◆ **AIM**
In the entries below, find every line with "Integrated" and copy it.

◆ **LISTED ENTRIES**
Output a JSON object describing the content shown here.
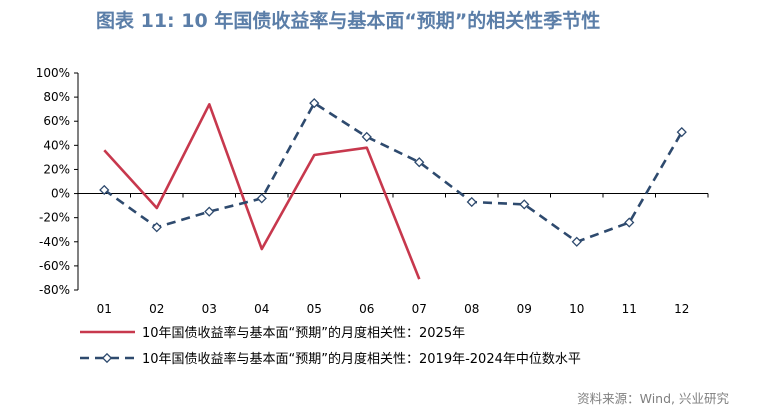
{
  "title": "图表 11: 10 年国债收益率与基本面“预期”的相关性季节性",
  "source": "资料来源：Wind, 兴业研究",
  "colors": {
    "title": "#5b7ea8",
    "series_2025": "#c7384d",
    "series_median": "#2e4a6e",
    "marker_fill": "#ffffff"
  },
  "chart_data": {
    "type": "line",
    "categories": [
      "01",
      "02",
      "03",
      "04",
      "05",
      "06",
      "07",
      "08",
      "09",
      "10",
      "11",
      "12"
    ],
    "ylim": [
      -80,
      100
    ],
    "yticks": [
      100,
      80,
      60,
      40,
      20,
      0,
      -20,
      -40,
      -60,
      -80
    ],
    "ytick_labels": [
      "100%",
      "80%",
      "60%",
      "40%",
      "20%",
      "0%",
      "-20%",
      "-40%",
      "-60%",
      "-80%"
    ],
    "y_unit": "%",
    "grid": false,
    "legend_position": "bottom",
    "series": [
      {
        "name": "10年国债收益率与基本面“预期”的月度相关性：2025年",
        "style": "solid",
        "marker": "none",
        "values": [
          36,
          -12,
          74,
          -46,
          32,
          38,
          -71,
          null,
          null,
          null,
          null,
          null
        ]
      },
      {
        "name": "10年国债收益率与基本面“预期”的月度相关性：2019年-2024年中位数水平",
        "style": "dashed",
        "marker": "diamond",
        "values": [
          3,
          -28,
          -15,
          -4,
          75,
          47,
          26,
          -7,
          -9,
          -40,
          -24,
          51
        ]
      }
    ]
  }
}
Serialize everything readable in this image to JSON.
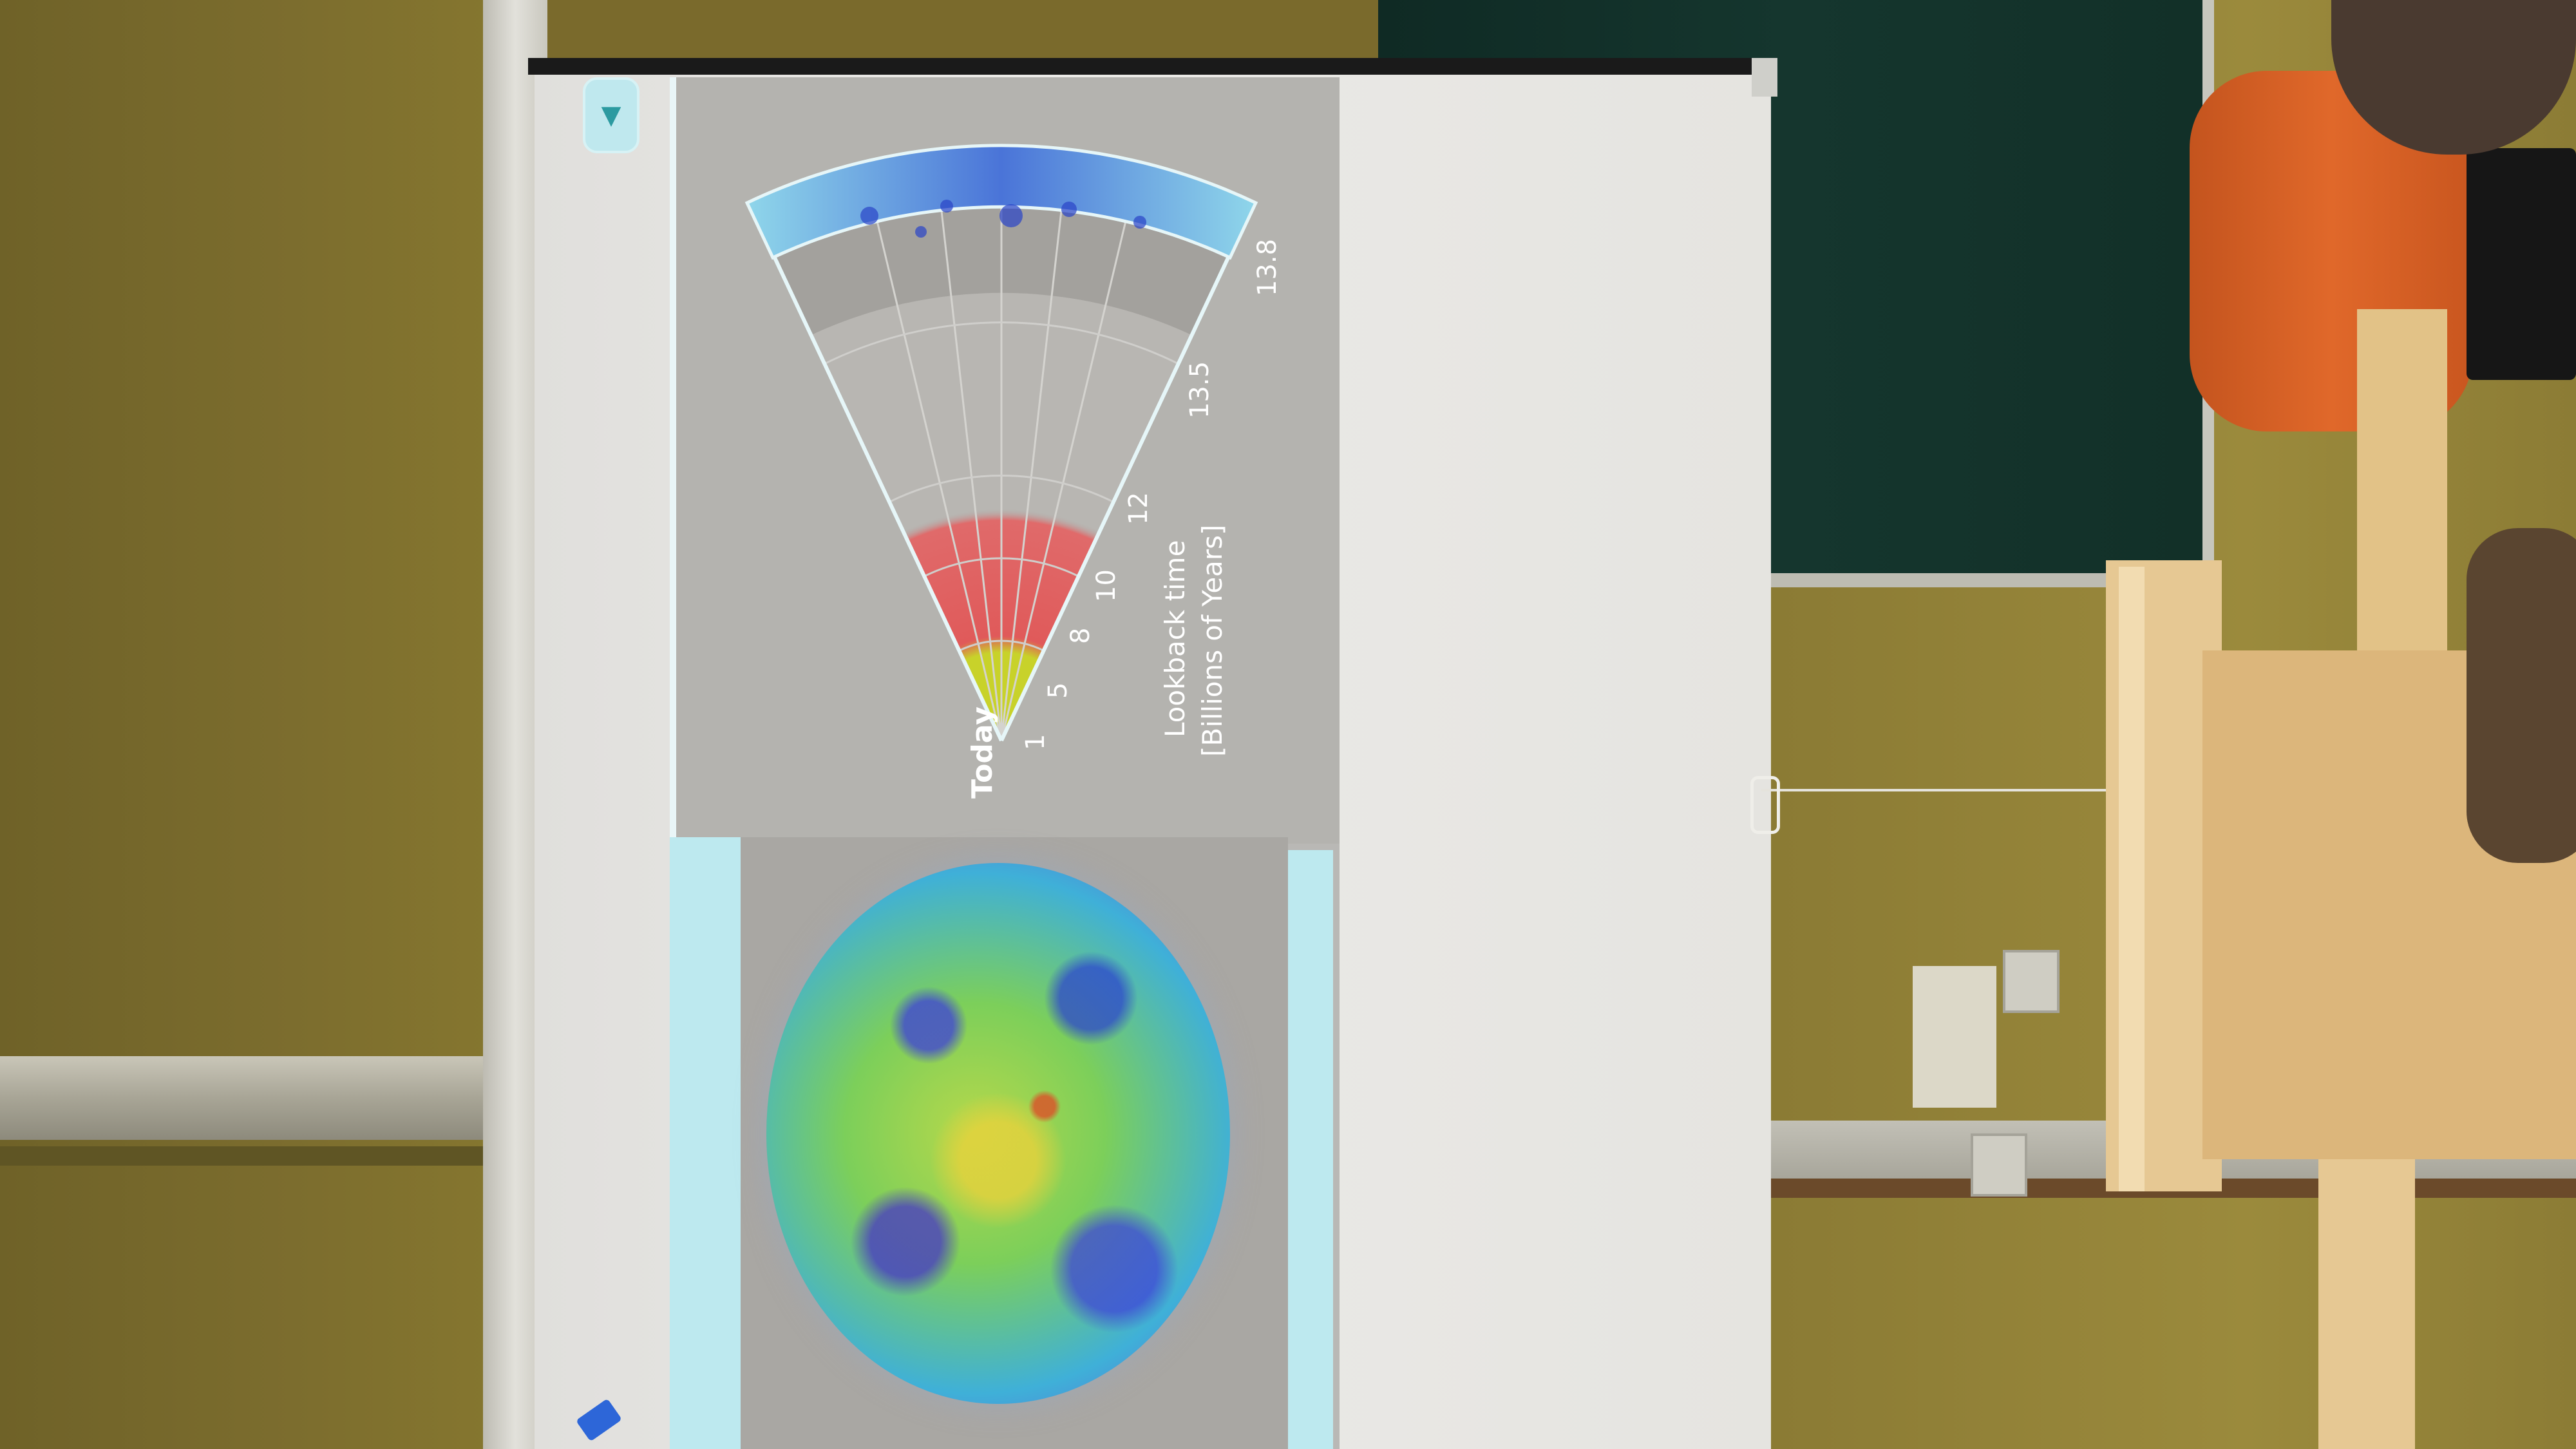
{
  "scene": {
    "description_hidden": ""
  },
  "slide": {
    "nav_icon": "triangle-down-icon",
    "today_label": "Today",
    "tick_labels": [
      "1",
      "5",
      "8",
      "10",
      "12",
      "13.5",
      "13.8"
    ],
    "axis_title_line1": "Lookback time",
    "axis_title_line2": "[Billions of Years]"
  },
  "colors": {
    "cmb_blue": "#4a74d8",
    "cmb_cyan": "#8fd6ea",
    "red_zone": "#e05a5a",
    "yellow_zone": "#c6d22e",
    "screen": "#e5e4e0"
  }
}
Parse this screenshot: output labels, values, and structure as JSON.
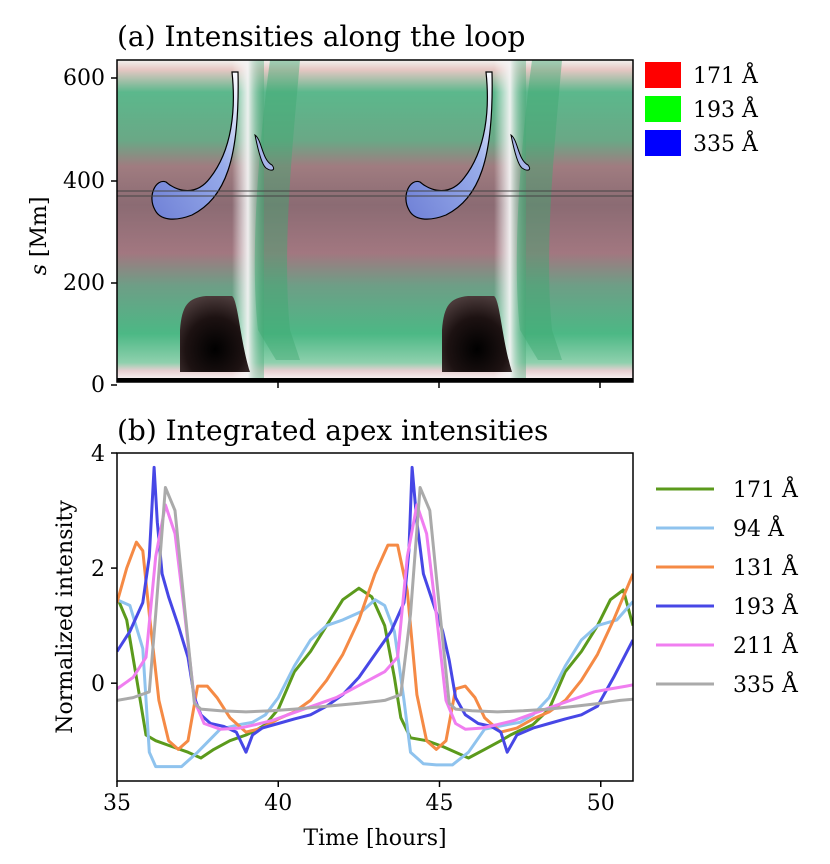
{
  "panel_a": {
    "title": "(a) Intensities along the loop",
    "ylabel_italic": "s",
    "ylabel_rest": " [Mm]",
    "yticks": [
      "0",
      "200",
      "400",
      "600"
    ],
    "legend": [
      {
        "label": "171 Å",
        "color": "#ff0000"
      },
      {
        "label": "193 Å",
        "color": "#00ff00"
      },
      {
        "label": "335 Å",
        "color": "#0000ff"
      }
    ]
  },
  "panel_b": {
    "title": "(b) Integrated apex intensities",
    "ylabel": "Normalized intensity",
    "xlabel": "Time [hours]",
    "yticks": [
      "0",
      "2",
      "4"
    ],
    "xticks": [
      "35",
      "40",
      "45",
      "50"
    ]
  },
  "chart_data": [
    {
      "type": "heatmap",
      "title": "(a) Intensities along the loop",
      "xlabel": "",
      "ylabel": "s [Mm]",
      "xlim": [
        35,
        51
      ],
      "ylim": [
        0,
        620
      ],
      "xticks": [
        35,
        40,
        45,
        50
      ],
      "yticks": [
        0,
        200,
        400,
        600
      ],
      "channels": [
        {
          "name": "171 Å",
          "color": "#ff0000"
        },
        {
          "name": "193 Å",
          "color": "#00ff00"
        },
        {
          "name": "335 Å",
          "color": "#0000ff"
        }
      ],
      "reference_lines_s": [
        370,
        380
      ],
      "period_hours": 7.9
    },
    {
      "type": "line",
      "title": "(b) Integrated apex intensities",
      "xlabel": "Time [hours]",
      "ylabel": "Normalized intensity",
      "xlim": [
        35,
        51
      ],
      "ylim": [
        -1.7,
        4
      ],
      "xticks": [
        35,
        40,
        45,
        50
      ],
      "yticks": [
        0,
        2,
        4
      ],
      "series": [
        {
          "name": "171 Å",
          "color": "#5b9a1c",
          "x": [
            35.0,
            35.3,
            35.6,
            35.9,
            36.2,
            36.7,
            37.2,
            37.6,
            38.0,
            38.5,
            39.0,
            39.3,
            39.6,
            40.0,
            40.5,
            41.0,
            41.5,
            42.0,
            42.5,
            42.9,
            43.3,
            43.6,
            43.8,
            44.1,
            44.6,
            45.1,
            45.5,
            45.9,
            46.4,
            46.9,
            47.2,
            47.5,
            47.9,
            48.4,
            48.9,
            49.4,
            49.9,
            50.3,
            50.7,
            51.0
          ],
          "y": [
            1.5,
            1.1,
            0.1,
            -0.9,
            -1.0,
            -1.1,
            -1.2,
            -1.3,
            -1.15,
            -1.0,
            -0.9,
            -0.82,
            -0.72,
            -0.45,
            0.2,
            0.55,
            1.0,
            1.45,
            1.65,
            1.5,
            1.0,
            0.1,
            -0.6,
            -0.95,
            -1.0,
            -1.1,
            -1.2,
            -1.3,
            -1.15,
            -1.0,
            -0.9,
            -0.82,
            -0.72,
            -0.45,
            0.2,
            0.55,
            1.0,
            1.45,
            1.62,
            1.0
          ]
        },
        {
          "name": "94 Å",
          "color": "#8fc3ee",
          "x": [
            35.0,
            35.4,
            35.8,
            36.0,
            36.2,
            36.6,
            37.0,
            37.5,
            38.2,
            38.8,
            39.2,
            39.6,
            40.0,
            40.5,
            41.0,
            41.5,
            42.0,
            42.6,
            43.0,
            43.3,
            43.6,
            43.9,
            44.1,
            44.5,
            44.9,
            45.4,
            45.9,
            46.4,
            47.1,
            47.5,
            47.9,
            48.4,
            48.9,
            49.4,
            49.9,
            50.5,
            51.0
          ],
          "y": [
            1.45,
            1.35,
            0.6,
            -1.2,
            -1.45,
            -1.45,
            -1.45,
            -1.2,
            -0.8,
            -0.72,
            -0.68,
            -0.55,
            -0.25,
            0.3,
            0.75,
            1.0,
            1.1,
            1.25,
            1.45,
            1.35,
            0.9,
            -0.3,
            -1.2,
            -1.4,
            -1.42,
            -1.42,
            -1.2,
            -0.8,
            -0.72,
            -0.68,
            -0.55,
            -0.25,
            0.3,
            0.75,
            1.0,
            1.1,
            1.42
          ]
        },
        {
          "name": "131 Å",
          "color": "#f58a45",
          "x": [
            35.0,
            35.3,
            35.6,
            35.8,
            36.0,
            36.3,
            36.6,
            36.9,
            37.2,
            37.5,
            37.8,
            38.1,
            38.5,
            39.0,
            39.5,
            40.0,
            40.5,
            41.0,
            41.5,
            42.0,
            42.5,
            43.0,
            43.4,
            43.7,
            44.0,
            44.3,
            44.6,
            44.9,
            45.2,
            45.5,
            45.8,
            46.1,
            46.4,
            46.9,
            47.4,
            47.9,
            48.4,
            48.9,
            49.4,
            49.9,
            50.4,
            51.0
          ],
          "y": [
            1.4,
            2.0,
            2.45,
            2.3,
            1.2,
            -0.3,
            -1.0,
            -1.15,
            -1.0,
            -0.05,
            -0.05,
            -0.25,
            -0.6,
            -0.85,
            -0.78,
            -0.62,
            -0.5,
            -0.3,
            0.05,
            0.5,
            1.1,
            1.9,
            2.4,
            2.4,
            1.6,
            -0.2,
            -1.0,
            -1.15,
            -1.0,
            -0.1,
            -0.05,
            -0.25,
            -0.6,
            -0.85,
            -0.78,
            -0.62,
            -0.5,
            -0.3,
            0.05,
            0.5,
            1.1,
            1.9
          ]
        },
        {
          "name": "193 Å",
          "color": "#4747e6",
          "x": [
            35.0,
            35.4,
            35.8,
            36.0,
            36.15,
            36.25,
            36.4,
            36.6,
            36.9,
            37.2,
            37.4,
            37.6,
            37.9,
            38.3,
            38.7,
            39.0,
            39.2,
            39.5,
            40.0,
            40.5,
            41.0,
            41.5,
            42.0,
            42.5,
            43.0,
            43.5,
            43.9,
            44.05,
            44.15,
            44.3,
            44.5,
            44.8,
            45.1,
            45.3,
            45.5,
            45.8,
            46.2,
            46.6,
            46.9,
            47.1,
            47.4,
            47.9,
            48.4,
            48.9,
            49.4,
            49.9,
            50.4,
            51.0
          ],
          "y": [
            0.55,
            0.9,
            1.4,
            2.2,
            3.75,
            2.8,
            1.9,
            1.5,
            1.0,
            0.45,
            -0.25,
            -0.55,
            -0.7,
            -0.75,
            -0.85,
            -1.2,
            -0.9,
            -0.78,
            -0.7,
            -0.62,
            -0.55,
            -0.4,
            -0.2,
            0.1,
            0.5,
            0.9,
            1.4,
            2.3,
            3.75,
            2.8,
            1.9,
            1.4,
            0.9,
            0.4,
            -0.25,
            -0.55,
            -0.7,
            -0.75,
            -0.85,
            -1.2,
            -0.9,
            -0.78,
            -0.7,
            -0.62,
            -0.55,
            -0.4,
            0.1,
            0.75
          ]
        },
        {
          "name": "211 Å",
          "color": "#f07ef0",
          "x": [
            35.0,
            35.5,
            35.9,
            36.2,
            36.5,
            36.8,
            37.1,
            37.4,
            37.7,
            38.2,
            38.8,
            39.3,
            39.8,
            40.3,
            40.8,
            41.3,
            41.8,
            42.3,
            42.8,
            43.3,
            43.7,
            44.0,
            44.3,
            44.6,
            44.9,
            45.2,
            45.5,
            45.8,
            46.3,
            46.8,
            47.3,
            47.8,
            48.3,
            48.8,
            49.3,
            49.8,
            50.3,
            50.8,
            51.0
          ],
          "y": [
            -0.1,
            0.1,
            0.45,
            2.2,
            3.1,
            2.6,
            1.2,
            -0.3,
            -0.7,
            -0.8,
            -0.78,
            -0.72,
            -0.65,
            -0.55,
            -0.45,
            -0.35,
            -0.25,
            -0.1,
            0.05,
            0.2,
            0.45,
            2.2,
            3.1,
            2.6,
            1.2,
            -0.3,
            -0.7,
            -0.8,
            -0.78,
            -0.72,
            -0.65,
            -0.55,
            -0.45,
            -0.35,
            -0.25,
            -0.15,
            -0.1,
            -0.05,
            -0.03
          ]
        },
        {
          "name": "335 Å",
          "color": "#aaaaaa",
          "x": [
            35.0,
            35.5,
            36.0,
            36.2,
            36.5,
            36.8,
            37.1,
            37.4,
            37.6,
            38.2,
            39.0,
            39.8,
            40.5,
            41.5,
            42.5,
            43.3,
            43.8,
            44.1,
            44.4,
            44.7,
            45.0,
            45.3,
            45.5,
            46.0,
            46.8,
            47.6,
            48.4,
            49.2,
            50.0,
            50.6,
            51.0
          ],
          "y": [
            -0.3,
            -0.25,
            -0.15,
            1.2,
            3.4,
            3.0,
            1.3,
            -0.35,
            -0.45,
            -0.48,
            -0.5,
            -0.48,
            -0.45,
            -0.4,
            -0.35,
            -0.3,
            -0.2,
            1.2,
            3.4,
            3.0,
            1.3,
            -0.35,
            -0.45,
            -0.48,
            -0.5,
            -0.48,
            -0.45,
            -0.4,
            -0.35,
            -0.3,
            -0.28
          ]
        }
      ]
    }
  ]
}
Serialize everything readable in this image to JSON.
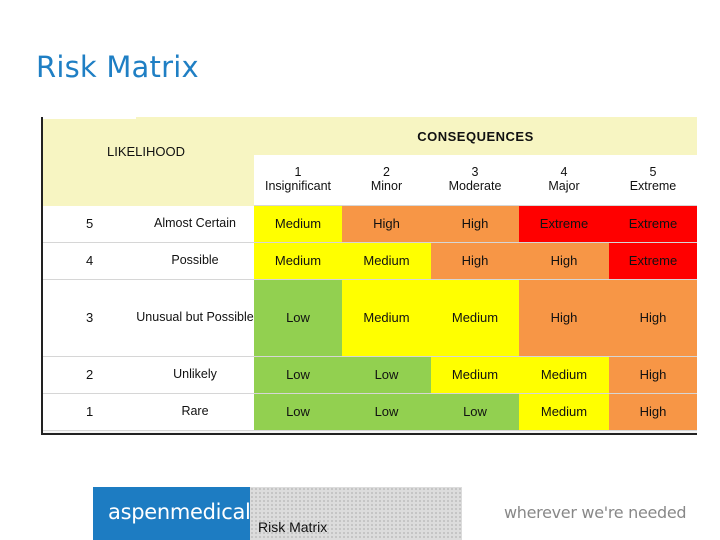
{
  "slide": {
    "title": "Risk Matrix"
  },
  "matrix": {
    "likelihood_label": "LIKELIHOOD",
    "consequences_label": "CONSEQUENCES",
    "consequence_headers": [
      {
        "num": "1",
        "name": "Insignificant"
      },
      {
        "num": "2",
        "name": "Minor"
      },
      {
        "num": "3",
        "name": "Moderate"
      },
      {
        "num": "4",
        "name": "Major"
      },
      {
        "num": "5",
        "name": "Extreme"
      }
    ],
    "rows": [
      {
        "num": "5",
        "likelihood": "Almost Certain",
        "ratings": [
          "Medium",
          "High",
          "High",
          "Extreme",
          "Extreme"
        ]
      },
      {
        "num": "4",
        "likelihood": "Possible",
        "ratings": [
          "Medium",
          "Medium",
          "High",
          "High",
          "Extreme"
        ]
      },
      {
        "num": "3",
        "likelihood": "Unusual but Possible",
        "ratings": [
          "Low",
          "Medium",
          "Medium",
          "High",
          "High"
        ]
      },
      {
        "num": "2",
        "likelihood": "Unlikely",
        "ratings": [
          "Low",
          "Low",
          "Medium",
          "Medium",
          "High"
        ]
      },
      {
        "num": "1",
        "likelihood": "Rare",
        "ratings": [
          "Low",
          "Low",
          "Low",
          "Medium",
          "High"
        ]
      }
    ],
    "rating_colors": {
      "Low": "#92d050",
      "Medium": "#ffff00",
      "High": "#f79646",
      "Extreme": "#ff0000"
    }
  },
  "footer": {
    "brand": "aspenmedical",
    "tagline": "wherever we're needed",
    "text": "Risk Matrix"
  }
}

◆ **RESPONSE**
    "title": "(b) Integrated apex intensities",
      "title": "(b) Integrated apex intensities",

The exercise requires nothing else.